Copy the records below exactly, leaving out any pictures.

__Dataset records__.

········

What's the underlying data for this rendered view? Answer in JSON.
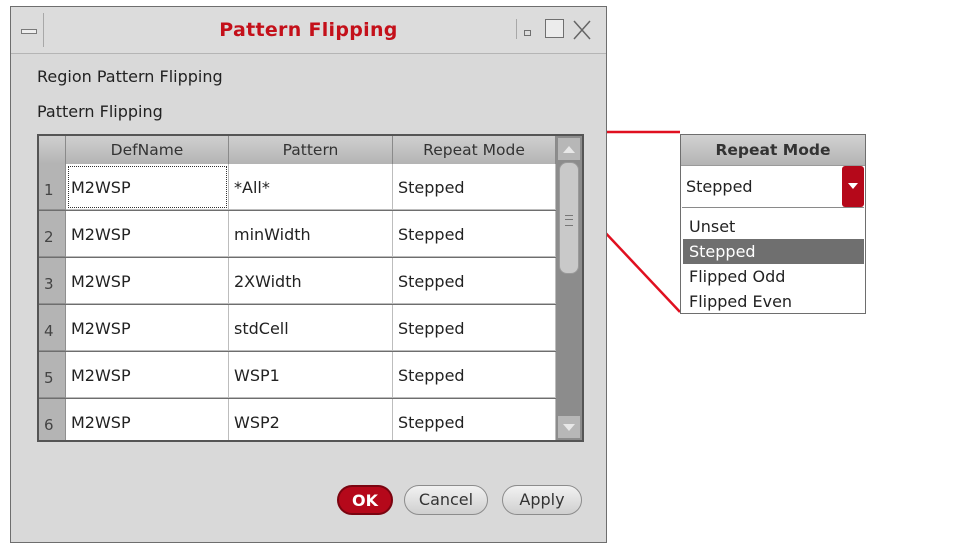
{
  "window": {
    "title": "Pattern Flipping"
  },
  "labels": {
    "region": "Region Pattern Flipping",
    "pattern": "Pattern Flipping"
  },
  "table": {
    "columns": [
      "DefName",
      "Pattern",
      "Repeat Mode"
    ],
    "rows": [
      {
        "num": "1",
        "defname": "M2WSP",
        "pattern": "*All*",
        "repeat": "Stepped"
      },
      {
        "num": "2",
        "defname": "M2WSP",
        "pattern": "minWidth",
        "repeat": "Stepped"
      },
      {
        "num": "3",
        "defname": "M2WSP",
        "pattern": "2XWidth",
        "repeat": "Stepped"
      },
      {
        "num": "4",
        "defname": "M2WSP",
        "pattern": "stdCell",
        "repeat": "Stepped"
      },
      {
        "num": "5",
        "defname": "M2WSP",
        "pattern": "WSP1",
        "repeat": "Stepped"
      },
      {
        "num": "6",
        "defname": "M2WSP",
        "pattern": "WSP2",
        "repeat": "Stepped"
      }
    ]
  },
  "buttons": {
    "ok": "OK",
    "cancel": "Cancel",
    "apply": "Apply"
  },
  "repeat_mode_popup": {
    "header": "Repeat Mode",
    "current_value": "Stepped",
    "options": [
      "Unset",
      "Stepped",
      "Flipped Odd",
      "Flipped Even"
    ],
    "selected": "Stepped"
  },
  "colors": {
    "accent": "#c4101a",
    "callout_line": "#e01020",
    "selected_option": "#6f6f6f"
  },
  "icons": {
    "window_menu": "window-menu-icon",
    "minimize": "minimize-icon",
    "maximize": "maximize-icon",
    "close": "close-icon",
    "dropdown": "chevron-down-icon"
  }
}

········

__COMPLETED TASK__.
What's the underlying data for this rendered view? Answer in JSON.
{
  "window": {
    "title": "Pattern Flipping"
  },
  "labels": {
    "region": "Region Pattern Flipping",
    "pattern": "Pattern Flipping"
  },
  "table": {
    "columns": [
      "DefName",
      "Pattern",
      "Repeat Mode"
    ],
    "rows": [
      {
        "num": "1",
        "defname": "M2WSP",
        "pattern": "*All*",
        "repeat": "Stepped"
      },
      {
        "num": "2",
        "defname": "M2WSP",
        "pattern": "minWidth",
        "repeat": "Stepped"
      },
      {
        "num": "3",
        "defname": "M2WSP",
        "pattern": "2XWidth",
        "repeat": "Stepped"
      },
      {
        "num": "4",
        "defname": "M2WSP",
        "pattern": "stdCell",
        "repeat": "Stepped"
      },
      {
        "num": "5",
        "defname": "M2WSP",
        "pattern": "WSP1",
        "repeat": "Stepped"
      },
      {
        "num": "6",
        "defname": "M2WSP",
        "pattern": "WSP2",
        "repeat": "Stepped"
      }
    ]
  },
  "buttons": {
    "ok": "OK",
    "cancel": "Cancel",
    "apply": "Apply"
  },
  "repeat_mode_popup": {
    "header": "Repeat Mode",
    "current_value": "Stepped",
    "options": [
      "Unset",
      "Stepped",
      "Flipped Odd",
      "Flipped Even"
    ],
    "selected": "Stepped"
  },
  "colors": {
    "accent": "#c4101a",
    "callout_line": "#e01020",
    "selected_option": "#6f6f6f"
  },
  "icons": {
    "window_menu": "window-menu-icon",
    "minimize": "minimize-icon",
    "maximize": "maximize-icon",
    "close": "close-icon",
    "dropdown": "chevron-down-icon"
  }
}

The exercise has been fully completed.